__Exercise instructions__: Copy the material below verbatim, from its first line up to and including the line that contains "new-tab-plus-icon[interactable]: + [359,12,376,32]".

__Raw data__:
————————

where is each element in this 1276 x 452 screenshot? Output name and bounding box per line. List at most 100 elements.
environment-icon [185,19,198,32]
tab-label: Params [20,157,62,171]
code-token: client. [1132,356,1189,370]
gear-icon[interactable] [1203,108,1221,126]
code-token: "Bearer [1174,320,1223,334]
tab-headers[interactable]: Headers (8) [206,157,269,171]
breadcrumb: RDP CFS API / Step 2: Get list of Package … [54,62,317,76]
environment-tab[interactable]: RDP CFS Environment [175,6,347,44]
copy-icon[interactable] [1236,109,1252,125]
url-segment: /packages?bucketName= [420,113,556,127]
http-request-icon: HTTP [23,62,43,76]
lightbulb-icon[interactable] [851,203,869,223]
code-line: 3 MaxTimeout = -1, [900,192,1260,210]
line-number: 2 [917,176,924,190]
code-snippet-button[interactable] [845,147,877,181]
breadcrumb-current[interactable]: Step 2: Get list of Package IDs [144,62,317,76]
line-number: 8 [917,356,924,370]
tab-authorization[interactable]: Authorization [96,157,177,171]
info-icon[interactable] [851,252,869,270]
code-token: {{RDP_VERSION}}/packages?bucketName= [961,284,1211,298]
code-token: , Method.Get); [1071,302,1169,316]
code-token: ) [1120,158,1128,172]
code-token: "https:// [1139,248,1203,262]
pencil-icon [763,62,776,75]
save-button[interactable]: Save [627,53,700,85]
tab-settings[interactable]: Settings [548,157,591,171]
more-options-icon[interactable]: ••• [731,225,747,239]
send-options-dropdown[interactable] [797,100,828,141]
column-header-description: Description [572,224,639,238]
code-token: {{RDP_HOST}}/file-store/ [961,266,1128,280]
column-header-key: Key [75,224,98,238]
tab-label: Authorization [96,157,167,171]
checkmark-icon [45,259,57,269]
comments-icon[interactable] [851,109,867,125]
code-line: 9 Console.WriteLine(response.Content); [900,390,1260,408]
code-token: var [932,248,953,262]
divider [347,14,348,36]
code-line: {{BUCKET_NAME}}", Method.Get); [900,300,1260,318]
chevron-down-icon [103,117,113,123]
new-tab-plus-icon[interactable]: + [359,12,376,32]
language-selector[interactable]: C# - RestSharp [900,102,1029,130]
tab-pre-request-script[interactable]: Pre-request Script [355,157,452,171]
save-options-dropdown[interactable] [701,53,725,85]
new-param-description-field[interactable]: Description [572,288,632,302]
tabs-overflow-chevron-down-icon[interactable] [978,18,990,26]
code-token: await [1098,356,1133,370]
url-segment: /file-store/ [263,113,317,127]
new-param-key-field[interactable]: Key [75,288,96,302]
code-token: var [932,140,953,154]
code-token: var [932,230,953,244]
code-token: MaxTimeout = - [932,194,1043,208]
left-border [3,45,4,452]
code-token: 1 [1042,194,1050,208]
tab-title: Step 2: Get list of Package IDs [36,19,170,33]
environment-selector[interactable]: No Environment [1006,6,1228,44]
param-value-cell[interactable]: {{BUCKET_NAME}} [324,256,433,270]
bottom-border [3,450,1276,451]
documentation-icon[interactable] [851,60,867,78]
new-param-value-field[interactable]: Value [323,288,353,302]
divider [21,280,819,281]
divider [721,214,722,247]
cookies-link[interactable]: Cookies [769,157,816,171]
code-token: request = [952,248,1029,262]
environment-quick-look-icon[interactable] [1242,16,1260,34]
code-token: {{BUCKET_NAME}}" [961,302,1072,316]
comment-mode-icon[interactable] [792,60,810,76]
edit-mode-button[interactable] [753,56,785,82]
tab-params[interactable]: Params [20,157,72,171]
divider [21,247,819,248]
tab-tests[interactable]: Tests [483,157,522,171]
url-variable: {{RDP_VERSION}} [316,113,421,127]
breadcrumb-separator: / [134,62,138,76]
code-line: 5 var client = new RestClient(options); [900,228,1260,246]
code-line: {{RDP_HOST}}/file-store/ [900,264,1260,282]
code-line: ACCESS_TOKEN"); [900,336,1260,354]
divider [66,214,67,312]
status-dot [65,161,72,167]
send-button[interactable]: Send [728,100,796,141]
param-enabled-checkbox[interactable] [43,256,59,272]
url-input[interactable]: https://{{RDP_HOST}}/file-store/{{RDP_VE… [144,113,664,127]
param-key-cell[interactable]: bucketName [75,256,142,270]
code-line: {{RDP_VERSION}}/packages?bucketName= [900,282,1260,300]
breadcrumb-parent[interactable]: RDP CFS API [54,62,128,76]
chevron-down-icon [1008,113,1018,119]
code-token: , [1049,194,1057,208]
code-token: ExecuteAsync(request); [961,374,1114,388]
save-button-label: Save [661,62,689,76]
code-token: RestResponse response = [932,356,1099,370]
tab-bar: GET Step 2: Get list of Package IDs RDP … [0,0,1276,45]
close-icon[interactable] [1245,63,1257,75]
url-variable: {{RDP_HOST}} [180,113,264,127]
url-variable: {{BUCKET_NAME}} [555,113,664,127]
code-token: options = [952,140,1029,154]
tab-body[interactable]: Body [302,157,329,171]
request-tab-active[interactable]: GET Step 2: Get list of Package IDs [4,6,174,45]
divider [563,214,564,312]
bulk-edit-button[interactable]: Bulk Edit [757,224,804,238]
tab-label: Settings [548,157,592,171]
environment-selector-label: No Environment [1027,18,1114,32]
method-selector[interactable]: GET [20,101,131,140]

————————

__Task response__:
where is each element in this 1276 x 452 screenshot? Output name and bounding box per line. List at most 100 elements.
environment-icon [185,19,198,32]
tab-label: Params [20,157,62,171]
code-token: client. [1132,356,1189,370]
gear-icon[interactable] [1203,108,1221,126]
code-token: "Bearer [1174,320,1223,334]
tab-headers[interactable]: Headers (8) [206,157,269,171]
breadcrumb: RDP CFS API / Step 2: Get list of Package … [54,62,317,76]
environment-tab[interactable]: RDP CFS Environment [175,6,347,44]
copy-icon[interactable] [1236,109,1252,125]
url-segment: /packages?bucketName= [420,113,556,127]
http-request-icon: HTTP [23,62,43,76]
lightbulb-icon[interactable] [851,203,869,223]
code-line: 3 MaxTimeout = -1, [900,192,1260,210]
line-number: 2 [917,176,924,190]
code-snippet-button[interactable] [845,147,877,181]
breadcrumb-current[interactable]: Step 2: Get list of Package IDs [144,62,317,76]
line-number: 8 [917,356,924,370]
tab-authorization[interactable]: Authorization [96,157,177,171]
info-icon[interactable] [851,252,869,270]
code-token: {{RDP_VERSION}}/packages?bucketName= [961,284,1211,298]
code-token: , Method.Get); [1071,302,1169,316]
code-token: ) [1120,158,1128,172]
code-token: "https:// [1139,248,1203,262]
pencil-icon [763,62,776,75]
save-button[interactable]: Save [627,53,700,85]
tab-settings[interactable]: Settings [548,157,591,171]
more-options-icon[interactable]: ••• [731,225,747,239]
send-options-dropdown[interactable] [797,100,828,141]
column-header-description: Description [572,224,639,238]
code-token: {{RDP_HOST}}/file-store/ [961,266,1128,280]
column-header-key: Key [75,224,98,238]
tab-label: Authorization [96,157,167,171]
checkmark-icon [45,259,57,269]
comments-icon[interactable] [851,109,867,125]
code-line: 9 Console.WriteLine(response.Content); [900,390,1260,408]
code-token: var [932,248,953,262]
divider [347,14,348,36]
code-line: {{BUCKET_NAME}}", Method.Get); [900,300,1260,318]
chevron-down-icon [103,117,113,123]
new-tab-plus-icon[interactable]: + [359,12,376,32]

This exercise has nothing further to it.